* START SUPPLIED DATA *

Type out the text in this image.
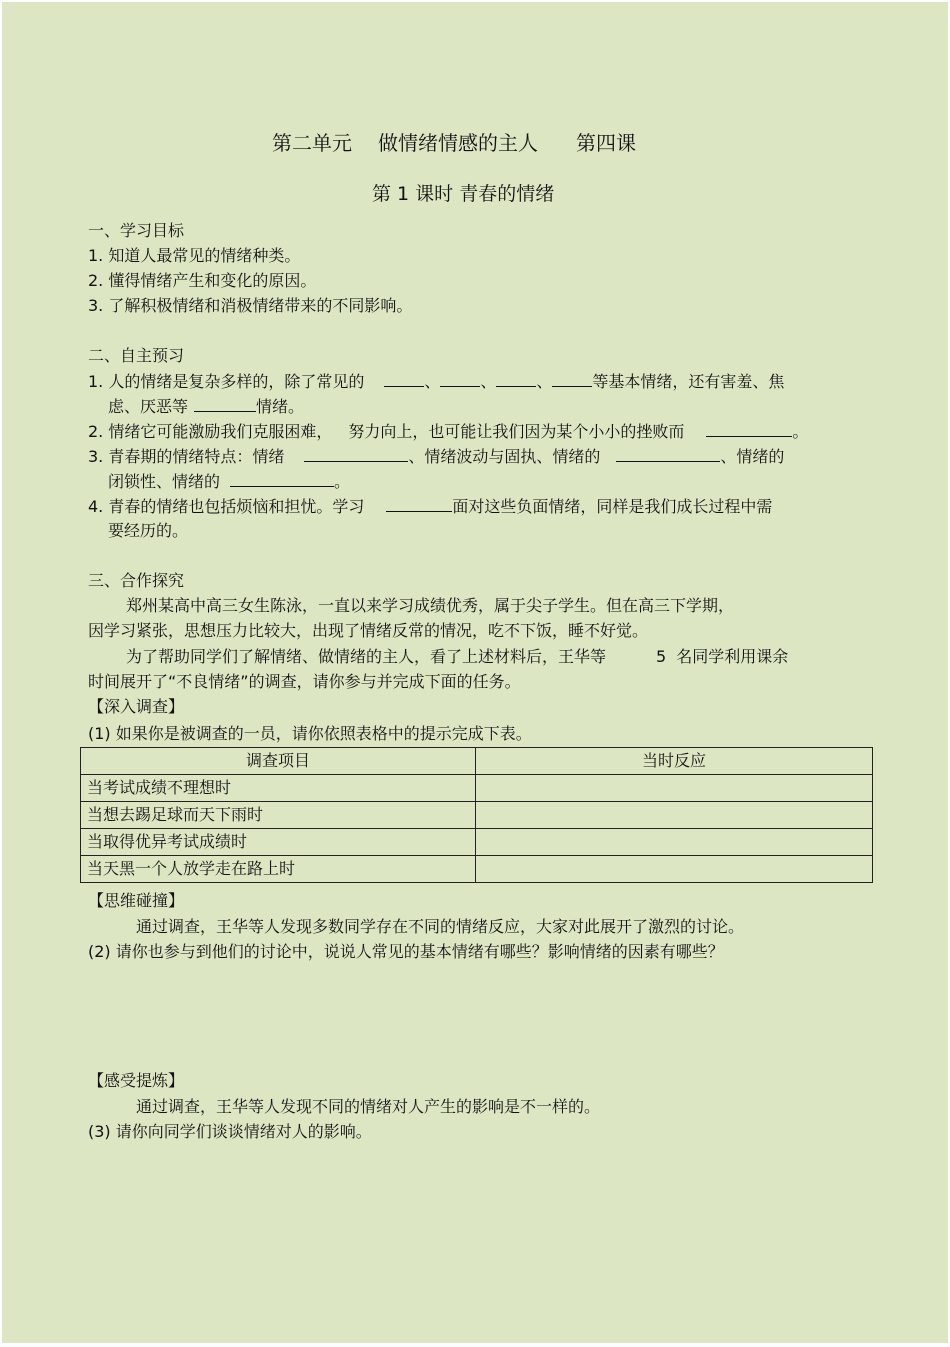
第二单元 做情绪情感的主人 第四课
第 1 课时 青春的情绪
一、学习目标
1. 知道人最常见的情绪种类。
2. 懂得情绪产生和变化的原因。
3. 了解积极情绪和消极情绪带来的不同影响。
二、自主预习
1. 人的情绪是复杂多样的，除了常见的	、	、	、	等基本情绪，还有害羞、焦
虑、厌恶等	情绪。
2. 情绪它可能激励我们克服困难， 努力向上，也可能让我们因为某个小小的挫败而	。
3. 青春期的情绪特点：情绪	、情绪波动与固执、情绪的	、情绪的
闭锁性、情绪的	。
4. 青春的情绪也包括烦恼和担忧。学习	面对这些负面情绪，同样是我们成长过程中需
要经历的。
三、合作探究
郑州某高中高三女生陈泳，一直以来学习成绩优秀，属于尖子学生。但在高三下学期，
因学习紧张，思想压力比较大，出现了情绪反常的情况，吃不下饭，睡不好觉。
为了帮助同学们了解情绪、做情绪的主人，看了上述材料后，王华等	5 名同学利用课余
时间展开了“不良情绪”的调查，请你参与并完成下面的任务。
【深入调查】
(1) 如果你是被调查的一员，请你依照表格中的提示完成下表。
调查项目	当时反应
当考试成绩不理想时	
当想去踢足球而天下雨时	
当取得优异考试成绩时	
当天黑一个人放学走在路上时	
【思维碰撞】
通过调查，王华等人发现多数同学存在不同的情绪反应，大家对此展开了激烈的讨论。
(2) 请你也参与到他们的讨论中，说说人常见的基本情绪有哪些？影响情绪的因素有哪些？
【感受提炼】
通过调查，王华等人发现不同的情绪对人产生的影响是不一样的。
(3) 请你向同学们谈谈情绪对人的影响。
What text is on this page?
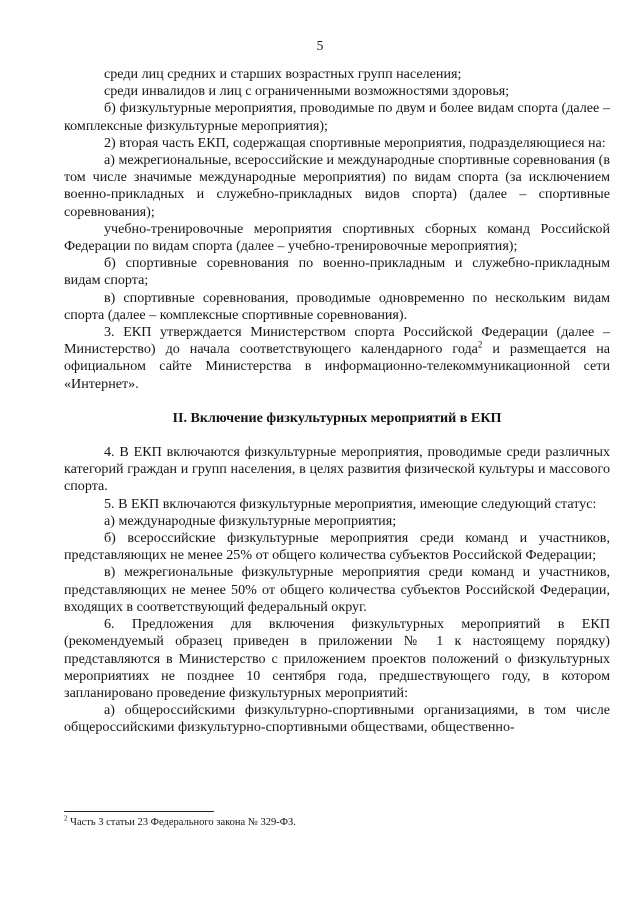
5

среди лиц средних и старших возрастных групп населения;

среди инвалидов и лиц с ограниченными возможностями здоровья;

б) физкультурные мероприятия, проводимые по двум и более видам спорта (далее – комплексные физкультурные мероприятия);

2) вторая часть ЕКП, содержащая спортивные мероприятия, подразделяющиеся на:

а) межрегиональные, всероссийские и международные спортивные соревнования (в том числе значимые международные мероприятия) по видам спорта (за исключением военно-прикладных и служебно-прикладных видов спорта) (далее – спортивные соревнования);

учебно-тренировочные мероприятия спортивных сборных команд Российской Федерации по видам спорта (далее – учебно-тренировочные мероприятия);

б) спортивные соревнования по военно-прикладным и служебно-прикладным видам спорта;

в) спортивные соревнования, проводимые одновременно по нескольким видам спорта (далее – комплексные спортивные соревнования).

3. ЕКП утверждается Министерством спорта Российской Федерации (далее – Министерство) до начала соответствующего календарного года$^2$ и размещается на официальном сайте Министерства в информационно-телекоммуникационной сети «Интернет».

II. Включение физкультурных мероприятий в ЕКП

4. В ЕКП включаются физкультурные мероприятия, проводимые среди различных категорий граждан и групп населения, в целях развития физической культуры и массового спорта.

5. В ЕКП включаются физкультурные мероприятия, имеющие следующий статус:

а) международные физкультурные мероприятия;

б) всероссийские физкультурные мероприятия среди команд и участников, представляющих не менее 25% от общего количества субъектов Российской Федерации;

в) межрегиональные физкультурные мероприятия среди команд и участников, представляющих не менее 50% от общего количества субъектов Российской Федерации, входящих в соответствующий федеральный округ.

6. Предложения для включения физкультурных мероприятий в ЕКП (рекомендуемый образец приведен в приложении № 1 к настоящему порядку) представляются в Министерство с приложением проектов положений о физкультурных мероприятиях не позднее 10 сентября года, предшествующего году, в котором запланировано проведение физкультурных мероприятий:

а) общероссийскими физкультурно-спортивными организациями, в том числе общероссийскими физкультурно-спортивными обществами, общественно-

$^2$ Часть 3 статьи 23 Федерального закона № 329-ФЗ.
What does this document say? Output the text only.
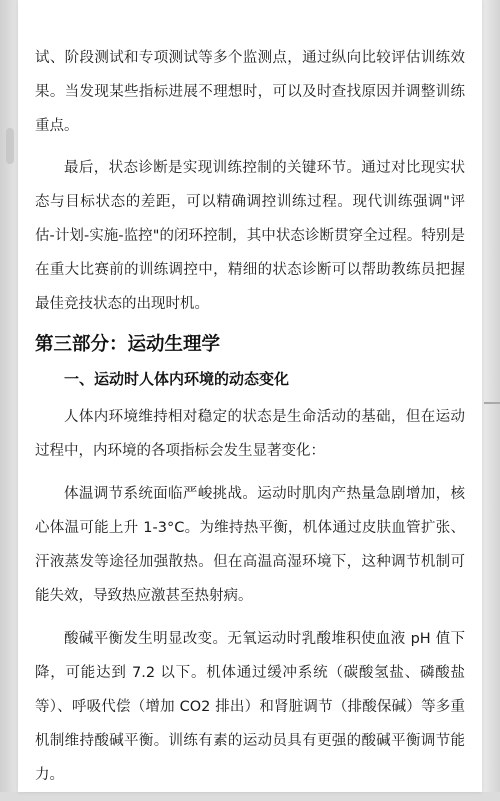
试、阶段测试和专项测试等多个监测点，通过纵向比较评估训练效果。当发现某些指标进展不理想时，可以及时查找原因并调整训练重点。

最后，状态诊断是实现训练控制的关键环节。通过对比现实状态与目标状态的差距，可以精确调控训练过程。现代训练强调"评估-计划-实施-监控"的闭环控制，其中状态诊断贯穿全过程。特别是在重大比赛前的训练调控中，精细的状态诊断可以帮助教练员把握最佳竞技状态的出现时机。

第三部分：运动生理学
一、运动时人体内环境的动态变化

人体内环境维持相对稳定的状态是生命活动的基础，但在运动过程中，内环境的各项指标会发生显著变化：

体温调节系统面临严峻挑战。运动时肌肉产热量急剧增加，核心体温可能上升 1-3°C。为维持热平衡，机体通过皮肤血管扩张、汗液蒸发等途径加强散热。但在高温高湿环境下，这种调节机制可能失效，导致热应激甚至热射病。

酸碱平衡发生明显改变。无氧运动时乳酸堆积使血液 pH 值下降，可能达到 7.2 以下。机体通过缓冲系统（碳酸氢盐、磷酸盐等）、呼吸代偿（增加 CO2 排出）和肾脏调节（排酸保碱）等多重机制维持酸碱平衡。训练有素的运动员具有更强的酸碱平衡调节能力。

* END SUPPLIED DATA *

EXERCISE OBJECTIVE:
Select and copy every line from the records that includes the word "соревнования".

THE COMPLETED TASK:
а) межрегиональные, всероссийские и международные спортивные соревнования (в том числе значимые международные мероприятия) по видам спорта (за исключением военно-прикладных и служебно-прикладных видов спорта) (далее – спортивные соревнования);
б) спортивные соревнования по военно-прикладным и служебно-прикладным видам спорта;
в) спортивные соревнования, проводимые одновременно по нескольким видам спорта (далее – комплексные спортивные соревнования).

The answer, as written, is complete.